> **Extracted data**

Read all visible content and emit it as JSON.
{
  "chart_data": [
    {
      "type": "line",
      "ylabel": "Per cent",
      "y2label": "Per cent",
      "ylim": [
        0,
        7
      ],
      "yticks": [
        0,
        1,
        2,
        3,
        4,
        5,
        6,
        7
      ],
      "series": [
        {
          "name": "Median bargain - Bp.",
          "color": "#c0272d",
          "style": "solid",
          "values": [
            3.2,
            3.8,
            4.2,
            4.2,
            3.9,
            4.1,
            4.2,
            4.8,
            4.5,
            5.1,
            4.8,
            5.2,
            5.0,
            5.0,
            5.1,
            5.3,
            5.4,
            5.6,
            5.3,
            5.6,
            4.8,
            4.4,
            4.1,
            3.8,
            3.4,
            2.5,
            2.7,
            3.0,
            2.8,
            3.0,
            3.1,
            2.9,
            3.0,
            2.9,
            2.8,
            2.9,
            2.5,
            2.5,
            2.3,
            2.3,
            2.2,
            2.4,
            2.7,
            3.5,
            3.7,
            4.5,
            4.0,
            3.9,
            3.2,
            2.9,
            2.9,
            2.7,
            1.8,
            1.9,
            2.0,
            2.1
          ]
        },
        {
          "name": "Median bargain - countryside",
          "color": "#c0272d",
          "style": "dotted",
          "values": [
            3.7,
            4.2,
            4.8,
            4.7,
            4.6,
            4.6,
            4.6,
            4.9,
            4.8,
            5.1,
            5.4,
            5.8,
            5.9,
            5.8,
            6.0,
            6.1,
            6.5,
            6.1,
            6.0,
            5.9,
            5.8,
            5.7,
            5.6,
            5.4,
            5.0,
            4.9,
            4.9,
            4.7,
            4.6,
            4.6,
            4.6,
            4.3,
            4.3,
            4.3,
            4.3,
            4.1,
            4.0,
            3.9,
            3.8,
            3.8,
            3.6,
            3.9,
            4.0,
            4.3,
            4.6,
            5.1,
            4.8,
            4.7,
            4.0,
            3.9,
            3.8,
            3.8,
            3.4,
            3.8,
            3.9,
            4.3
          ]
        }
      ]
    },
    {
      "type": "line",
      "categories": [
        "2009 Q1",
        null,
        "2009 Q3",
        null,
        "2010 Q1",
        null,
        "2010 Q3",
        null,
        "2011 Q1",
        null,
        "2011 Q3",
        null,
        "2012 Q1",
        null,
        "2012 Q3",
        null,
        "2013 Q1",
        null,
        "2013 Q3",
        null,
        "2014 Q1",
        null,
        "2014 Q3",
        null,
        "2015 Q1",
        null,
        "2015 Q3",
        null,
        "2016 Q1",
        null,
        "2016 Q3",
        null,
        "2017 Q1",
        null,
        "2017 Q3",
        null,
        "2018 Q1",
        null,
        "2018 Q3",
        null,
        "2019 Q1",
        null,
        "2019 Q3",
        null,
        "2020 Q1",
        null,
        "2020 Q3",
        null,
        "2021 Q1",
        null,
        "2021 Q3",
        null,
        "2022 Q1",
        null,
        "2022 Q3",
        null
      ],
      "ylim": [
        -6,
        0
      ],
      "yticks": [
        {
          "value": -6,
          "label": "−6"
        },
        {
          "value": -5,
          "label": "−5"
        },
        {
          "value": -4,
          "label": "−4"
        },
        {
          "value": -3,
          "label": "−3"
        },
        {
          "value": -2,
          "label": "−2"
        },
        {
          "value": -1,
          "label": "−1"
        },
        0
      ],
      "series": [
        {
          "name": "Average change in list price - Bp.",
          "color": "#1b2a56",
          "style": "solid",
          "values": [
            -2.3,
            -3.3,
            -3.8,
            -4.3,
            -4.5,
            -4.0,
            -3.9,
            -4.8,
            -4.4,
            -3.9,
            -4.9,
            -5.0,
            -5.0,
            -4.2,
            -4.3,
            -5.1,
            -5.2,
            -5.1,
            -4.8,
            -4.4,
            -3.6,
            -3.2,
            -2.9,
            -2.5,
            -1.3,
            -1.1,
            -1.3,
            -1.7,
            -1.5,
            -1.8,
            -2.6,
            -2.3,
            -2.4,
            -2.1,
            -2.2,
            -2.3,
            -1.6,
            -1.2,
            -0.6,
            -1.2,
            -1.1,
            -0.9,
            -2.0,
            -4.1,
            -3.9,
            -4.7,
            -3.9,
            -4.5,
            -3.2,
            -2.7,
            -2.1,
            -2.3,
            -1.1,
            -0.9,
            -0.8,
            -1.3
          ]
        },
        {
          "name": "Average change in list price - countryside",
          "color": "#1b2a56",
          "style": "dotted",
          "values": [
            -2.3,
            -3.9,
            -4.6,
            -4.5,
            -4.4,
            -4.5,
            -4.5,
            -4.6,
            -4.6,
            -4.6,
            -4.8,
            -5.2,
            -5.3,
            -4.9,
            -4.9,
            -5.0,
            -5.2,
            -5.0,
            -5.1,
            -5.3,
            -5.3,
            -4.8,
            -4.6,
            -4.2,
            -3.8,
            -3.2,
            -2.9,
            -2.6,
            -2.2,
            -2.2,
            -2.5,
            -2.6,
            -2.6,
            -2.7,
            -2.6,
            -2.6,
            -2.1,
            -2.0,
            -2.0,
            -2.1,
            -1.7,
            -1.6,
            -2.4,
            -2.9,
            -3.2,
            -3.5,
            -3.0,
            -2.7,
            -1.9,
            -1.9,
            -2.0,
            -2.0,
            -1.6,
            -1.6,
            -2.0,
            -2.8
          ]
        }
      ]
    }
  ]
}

==

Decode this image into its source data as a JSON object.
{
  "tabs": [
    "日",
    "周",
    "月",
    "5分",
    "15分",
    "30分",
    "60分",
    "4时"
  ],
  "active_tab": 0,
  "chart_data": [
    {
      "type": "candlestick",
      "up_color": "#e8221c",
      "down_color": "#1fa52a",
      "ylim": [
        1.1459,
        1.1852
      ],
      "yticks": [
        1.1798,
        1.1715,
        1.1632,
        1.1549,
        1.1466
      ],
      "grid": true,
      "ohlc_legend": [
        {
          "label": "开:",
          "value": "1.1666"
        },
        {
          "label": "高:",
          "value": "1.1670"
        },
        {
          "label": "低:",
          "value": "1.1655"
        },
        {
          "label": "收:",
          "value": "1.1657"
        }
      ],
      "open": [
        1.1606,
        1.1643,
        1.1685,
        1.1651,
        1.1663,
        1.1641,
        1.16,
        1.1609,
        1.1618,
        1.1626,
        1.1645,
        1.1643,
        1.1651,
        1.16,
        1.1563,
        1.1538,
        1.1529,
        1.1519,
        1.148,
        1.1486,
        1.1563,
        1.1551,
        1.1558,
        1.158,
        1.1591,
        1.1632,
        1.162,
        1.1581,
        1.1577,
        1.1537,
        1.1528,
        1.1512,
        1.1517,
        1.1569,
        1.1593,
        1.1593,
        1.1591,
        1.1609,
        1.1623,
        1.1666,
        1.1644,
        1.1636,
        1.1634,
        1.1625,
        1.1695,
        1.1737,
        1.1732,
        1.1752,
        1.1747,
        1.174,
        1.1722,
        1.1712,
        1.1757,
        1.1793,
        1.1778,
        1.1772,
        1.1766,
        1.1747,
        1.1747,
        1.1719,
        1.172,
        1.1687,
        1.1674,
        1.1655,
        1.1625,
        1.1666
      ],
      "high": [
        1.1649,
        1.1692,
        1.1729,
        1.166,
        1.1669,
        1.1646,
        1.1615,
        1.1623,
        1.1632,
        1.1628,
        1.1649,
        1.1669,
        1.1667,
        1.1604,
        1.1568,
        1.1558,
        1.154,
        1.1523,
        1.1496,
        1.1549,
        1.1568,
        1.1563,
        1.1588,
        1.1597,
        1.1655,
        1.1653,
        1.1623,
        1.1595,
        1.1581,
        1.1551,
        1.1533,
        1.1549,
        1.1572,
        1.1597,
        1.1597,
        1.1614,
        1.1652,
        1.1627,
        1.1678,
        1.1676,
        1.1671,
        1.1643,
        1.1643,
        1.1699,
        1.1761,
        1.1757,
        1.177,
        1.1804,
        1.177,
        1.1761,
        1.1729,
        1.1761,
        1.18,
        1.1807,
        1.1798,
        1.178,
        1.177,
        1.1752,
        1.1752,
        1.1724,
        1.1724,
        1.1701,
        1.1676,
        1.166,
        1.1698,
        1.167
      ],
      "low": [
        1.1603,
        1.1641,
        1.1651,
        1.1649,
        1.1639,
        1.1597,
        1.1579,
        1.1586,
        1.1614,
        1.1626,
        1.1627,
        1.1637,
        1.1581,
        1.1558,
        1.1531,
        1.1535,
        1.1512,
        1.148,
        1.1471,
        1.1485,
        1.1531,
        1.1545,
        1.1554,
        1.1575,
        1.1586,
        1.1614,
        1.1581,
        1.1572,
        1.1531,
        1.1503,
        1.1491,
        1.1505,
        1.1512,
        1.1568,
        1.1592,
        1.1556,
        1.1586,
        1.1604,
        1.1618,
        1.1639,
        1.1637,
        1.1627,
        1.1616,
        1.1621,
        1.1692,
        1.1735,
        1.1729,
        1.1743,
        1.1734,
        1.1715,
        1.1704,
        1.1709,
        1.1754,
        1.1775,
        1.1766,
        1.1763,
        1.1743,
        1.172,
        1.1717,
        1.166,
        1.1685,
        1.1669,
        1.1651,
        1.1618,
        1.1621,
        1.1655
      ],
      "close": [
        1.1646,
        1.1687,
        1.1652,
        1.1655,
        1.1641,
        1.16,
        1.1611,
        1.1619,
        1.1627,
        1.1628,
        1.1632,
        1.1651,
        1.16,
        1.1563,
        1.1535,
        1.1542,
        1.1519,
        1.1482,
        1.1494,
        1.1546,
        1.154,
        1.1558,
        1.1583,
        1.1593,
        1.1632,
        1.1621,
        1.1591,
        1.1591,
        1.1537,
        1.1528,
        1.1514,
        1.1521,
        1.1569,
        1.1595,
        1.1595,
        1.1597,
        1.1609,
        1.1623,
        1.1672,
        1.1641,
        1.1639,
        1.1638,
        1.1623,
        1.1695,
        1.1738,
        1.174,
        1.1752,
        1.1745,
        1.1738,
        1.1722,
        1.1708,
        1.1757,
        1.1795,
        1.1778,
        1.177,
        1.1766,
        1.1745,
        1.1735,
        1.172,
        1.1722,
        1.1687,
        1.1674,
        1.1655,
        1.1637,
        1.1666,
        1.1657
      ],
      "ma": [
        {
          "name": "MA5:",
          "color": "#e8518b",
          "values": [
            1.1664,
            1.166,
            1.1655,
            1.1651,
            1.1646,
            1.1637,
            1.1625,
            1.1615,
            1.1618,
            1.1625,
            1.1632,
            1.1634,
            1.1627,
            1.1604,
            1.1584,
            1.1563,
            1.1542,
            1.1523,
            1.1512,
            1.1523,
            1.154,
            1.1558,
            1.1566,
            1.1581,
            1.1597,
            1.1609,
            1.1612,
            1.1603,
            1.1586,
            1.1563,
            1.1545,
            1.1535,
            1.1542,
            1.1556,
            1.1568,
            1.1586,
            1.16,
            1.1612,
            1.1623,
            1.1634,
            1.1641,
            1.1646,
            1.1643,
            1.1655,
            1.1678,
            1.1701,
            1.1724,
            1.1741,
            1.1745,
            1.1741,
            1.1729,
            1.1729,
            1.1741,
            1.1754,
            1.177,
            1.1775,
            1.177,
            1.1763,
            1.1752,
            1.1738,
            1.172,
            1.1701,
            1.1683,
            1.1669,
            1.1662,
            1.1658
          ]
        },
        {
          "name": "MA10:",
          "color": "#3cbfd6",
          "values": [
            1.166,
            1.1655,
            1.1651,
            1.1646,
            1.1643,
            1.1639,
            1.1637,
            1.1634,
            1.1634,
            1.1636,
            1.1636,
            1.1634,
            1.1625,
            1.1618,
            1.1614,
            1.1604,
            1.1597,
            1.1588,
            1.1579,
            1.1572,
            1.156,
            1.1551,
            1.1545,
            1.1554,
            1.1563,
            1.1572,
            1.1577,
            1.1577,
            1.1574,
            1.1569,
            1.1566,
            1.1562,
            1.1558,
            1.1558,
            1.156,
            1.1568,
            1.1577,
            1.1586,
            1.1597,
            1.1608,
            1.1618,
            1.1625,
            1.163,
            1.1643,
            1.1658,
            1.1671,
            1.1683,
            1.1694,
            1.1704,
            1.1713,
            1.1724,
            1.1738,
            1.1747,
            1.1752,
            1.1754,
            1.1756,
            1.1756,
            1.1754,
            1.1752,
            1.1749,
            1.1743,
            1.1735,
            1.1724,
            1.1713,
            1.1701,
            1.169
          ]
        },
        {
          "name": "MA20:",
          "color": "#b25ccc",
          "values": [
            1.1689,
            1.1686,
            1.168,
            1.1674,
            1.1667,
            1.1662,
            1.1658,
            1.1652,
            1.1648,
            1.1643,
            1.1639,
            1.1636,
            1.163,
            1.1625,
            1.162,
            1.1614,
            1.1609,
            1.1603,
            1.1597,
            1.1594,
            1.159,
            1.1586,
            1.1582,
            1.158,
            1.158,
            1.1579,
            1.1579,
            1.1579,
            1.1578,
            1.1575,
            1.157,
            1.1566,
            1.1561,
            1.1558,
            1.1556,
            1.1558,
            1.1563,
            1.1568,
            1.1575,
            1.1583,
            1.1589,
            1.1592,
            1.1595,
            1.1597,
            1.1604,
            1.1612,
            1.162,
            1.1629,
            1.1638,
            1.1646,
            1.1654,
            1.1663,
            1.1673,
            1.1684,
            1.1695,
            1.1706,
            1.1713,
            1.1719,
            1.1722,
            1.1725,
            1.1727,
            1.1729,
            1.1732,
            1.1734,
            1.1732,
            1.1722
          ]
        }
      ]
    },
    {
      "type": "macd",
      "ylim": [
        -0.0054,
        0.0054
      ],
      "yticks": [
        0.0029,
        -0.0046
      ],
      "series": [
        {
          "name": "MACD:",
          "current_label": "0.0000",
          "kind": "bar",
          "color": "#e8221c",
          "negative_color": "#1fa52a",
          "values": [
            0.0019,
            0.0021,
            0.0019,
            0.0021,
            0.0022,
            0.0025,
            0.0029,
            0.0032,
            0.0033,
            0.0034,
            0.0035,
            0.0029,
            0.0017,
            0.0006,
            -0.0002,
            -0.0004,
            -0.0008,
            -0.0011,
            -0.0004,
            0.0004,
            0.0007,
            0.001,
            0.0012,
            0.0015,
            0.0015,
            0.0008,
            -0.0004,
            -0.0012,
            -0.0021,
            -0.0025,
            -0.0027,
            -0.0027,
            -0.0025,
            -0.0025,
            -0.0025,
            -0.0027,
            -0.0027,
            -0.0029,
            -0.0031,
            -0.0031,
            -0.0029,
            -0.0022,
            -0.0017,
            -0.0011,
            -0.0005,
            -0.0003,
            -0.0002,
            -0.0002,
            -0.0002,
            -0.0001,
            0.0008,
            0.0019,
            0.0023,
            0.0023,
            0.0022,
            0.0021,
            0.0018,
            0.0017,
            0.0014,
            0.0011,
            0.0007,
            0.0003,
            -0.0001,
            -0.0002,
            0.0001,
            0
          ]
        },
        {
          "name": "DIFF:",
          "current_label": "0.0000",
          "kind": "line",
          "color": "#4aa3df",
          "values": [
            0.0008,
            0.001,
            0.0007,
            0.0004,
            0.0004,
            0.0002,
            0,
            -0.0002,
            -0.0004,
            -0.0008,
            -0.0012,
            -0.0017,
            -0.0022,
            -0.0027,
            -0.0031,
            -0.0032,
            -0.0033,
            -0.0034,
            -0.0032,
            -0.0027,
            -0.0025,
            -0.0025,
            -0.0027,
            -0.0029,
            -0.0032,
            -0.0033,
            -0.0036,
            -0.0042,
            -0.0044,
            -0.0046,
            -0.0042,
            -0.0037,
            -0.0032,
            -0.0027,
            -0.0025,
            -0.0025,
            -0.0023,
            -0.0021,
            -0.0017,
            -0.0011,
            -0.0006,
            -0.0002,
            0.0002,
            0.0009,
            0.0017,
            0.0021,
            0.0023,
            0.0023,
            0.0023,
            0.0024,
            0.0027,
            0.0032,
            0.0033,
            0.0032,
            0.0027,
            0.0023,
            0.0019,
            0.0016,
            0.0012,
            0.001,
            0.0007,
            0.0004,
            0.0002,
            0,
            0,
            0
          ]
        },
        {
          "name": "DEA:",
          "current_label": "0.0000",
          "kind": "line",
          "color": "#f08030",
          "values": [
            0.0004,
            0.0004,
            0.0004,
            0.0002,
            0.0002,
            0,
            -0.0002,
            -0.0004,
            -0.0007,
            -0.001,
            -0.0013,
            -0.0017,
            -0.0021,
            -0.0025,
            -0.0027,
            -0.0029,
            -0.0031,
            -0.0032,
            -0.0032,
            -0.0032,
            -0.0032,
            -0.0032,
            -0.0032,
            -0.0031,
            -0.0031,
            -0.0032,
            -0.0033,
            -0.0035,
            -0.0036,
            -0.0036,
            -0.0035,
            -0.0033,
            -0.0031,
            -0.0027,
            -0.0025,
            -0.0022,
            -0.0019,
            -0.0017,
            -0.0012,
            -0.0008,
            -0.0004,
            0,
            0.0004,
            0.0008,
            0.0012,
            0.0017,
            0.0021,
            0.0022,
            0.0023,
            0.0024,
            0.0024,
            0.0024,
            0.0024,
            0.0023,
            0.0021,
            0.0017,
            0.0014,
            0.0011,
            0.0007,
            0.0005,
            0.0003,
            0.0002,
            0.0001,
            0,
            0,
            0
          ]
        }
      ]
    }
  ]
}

> **Given request**
Reproduce every line from the entries that holds the word "change".

> **Expected answer**
          "name": "Average change in list price - Bp.",
          "name": "Average change in list price - countryside",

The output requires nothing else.